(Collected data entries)

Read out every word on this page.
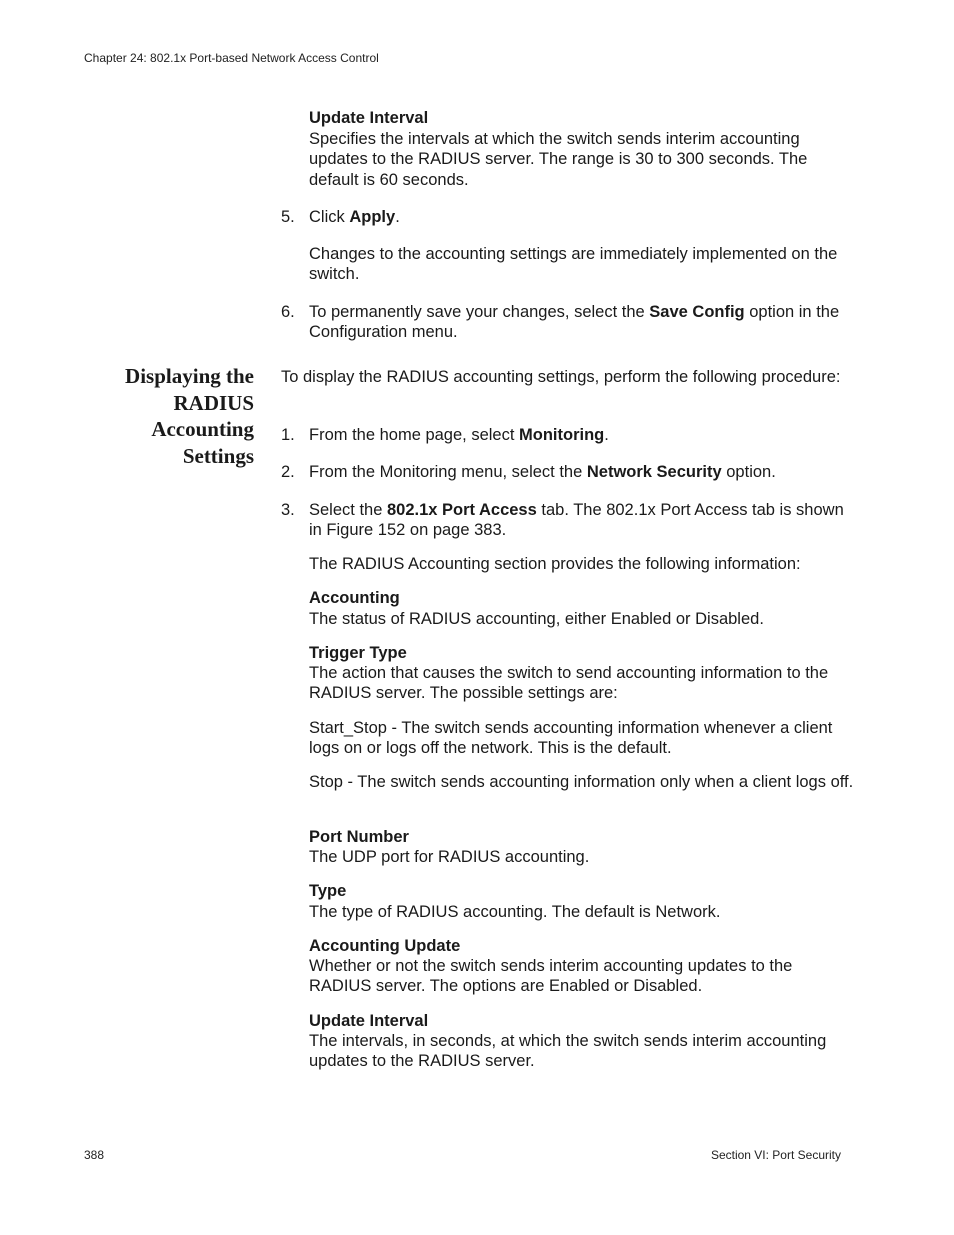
Chapter 24: 802.1x Port-based Network Access Control
Update Interval

Specifies the intervals at which the switch sends interim accounting updates to the RADIUS server. The range is 30 to 300 seconds. The default is 60 seconds.

5. Click Apply.

Changes to the accounting settings are immediately implemented on the switch.

6. To permanently save your changes, select the Save Config option in the Configuration menu.

Displaying the
RADIUS
Accounting
Settings

To display the RADIUS accounting settings, perform the following procedure:

1. From the home page, select Monitoring.

2. From the Monitoring menu, select the Network Security option.

3. Select the 802.1x Port Access tab. The 802.1x Port Access tab is shown in Figure 152 on page 383.

The RADIUS Accounting section provides the following information:

Accounting

The status of RADIUS accounting, either Enabled or Disabled.

Trigger Type

The action that causes the switch to send accounting information to the RADIUS server. The possible settings are:

Start_Stop - The switch sends accounting information whenever a client logs on or logs off the network. This is the default.

Stop - The switch sends accounting information only when a client logs off.

Port Number

The UDP port for RADIUS accounting.

Type

The type of RADIUS accounting. The default is Network.

Accounting Update

Whether or not the switch sends interim accounting updates to the RADIUS server. The options are Enabled or Disabled.

Update Interval

The intervals, in seconds, at which the switch sends interim accounting updates to the RADIUS server.

388	Section VI: Port Security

**INSTRUCTIONS FOR THE TASK**
In the records above, locate the lines holding the word "Access". Copy each of them.

**SOLUTION TO THE PROBLEM**
Chapter 24: 802.1x Port-based Network Access Control
3. Select the 802.1x Port Access tab. The 802.1x Port Access tab is shown in Figure 152 on page 383.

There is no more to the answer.